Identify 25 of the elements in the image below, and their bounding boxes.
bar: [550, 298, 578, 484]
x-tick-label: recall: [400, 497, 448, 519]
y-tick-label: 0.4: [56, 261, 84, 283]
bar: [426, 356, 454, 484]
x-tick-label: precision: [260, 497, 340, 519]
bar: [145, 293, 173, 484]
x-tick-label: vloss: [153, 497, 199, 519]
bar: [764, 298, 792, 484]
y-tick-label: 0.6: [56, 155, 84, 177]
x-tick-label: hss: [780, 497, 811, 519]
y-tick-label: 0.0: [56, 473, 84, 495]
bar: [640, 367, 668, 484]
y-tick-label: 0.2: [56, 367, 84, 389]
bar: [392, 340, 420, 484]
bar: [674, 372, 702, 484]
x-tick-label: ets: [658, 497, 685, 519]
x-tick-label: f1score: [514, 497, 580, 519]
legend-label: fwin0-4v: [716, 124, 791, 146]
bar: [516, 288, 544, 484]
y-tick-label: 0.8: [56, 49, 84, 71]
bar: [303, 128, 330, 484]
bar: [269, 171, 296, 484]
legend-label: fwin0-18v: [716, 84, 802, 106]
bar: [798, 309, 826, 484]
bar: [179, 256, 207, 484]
***
◆ STATED EXERCISE: Render the lines of the records above as a numbered list, leaving out any blank lines.

◆ THE OUTPUT:
1. Identify 25 of the elements in the image below, and their bounding boxes.
2. bar: [550, 298, 578, 484]
3. x-tick-label: recall: [400, 497, 448, 519]
4. y-tick-label: 0.4: [56, 261, 84, 283]
5. bar: [426, 356, 454, 484]
6. x-tick-label: precision: [260, 497, 340, 519]
7. bar: [145, 293, 173, 484]
8. x-tick-label: vloss: [153, 497, 199, 519]
9. bar: [764, 298, 792, 484]
10. y-tick-label: 0.6: [56, 155, 84, 177]
11. x-tick-label: hss: [780, 497, 811, 519]
12. y-tick-label: 0.0: [56, 473, 84, 495]
13. bar: [640, 367, 668, 484]
14. y-tick-label: 0.2: [56, 367, 84, 389]
15. bar: [392, 340, 420, 484]
16. bar: [674, 372, 702, 484]
17. x-tick-label: ets: [658, 497, 685, 519]
18. x-tick-label: f1score: [514, 497, 580, 519]
19. legend-label: fwin0-4v: [716, 124, 791, 146]
20. bar: [516, 288, 544, 484]
21. y-tick-label: 0.8: [56, 49, 84, 71]
22. bar: [303, 128, 330, 484]
23. bar: [269, 171, 296, 484]
24. legend-label: fwin0-18v: [716, 84, 802, 106]
25. bar: [798, 309, 826, 484]
26. bar: [179, 256, 207, 484]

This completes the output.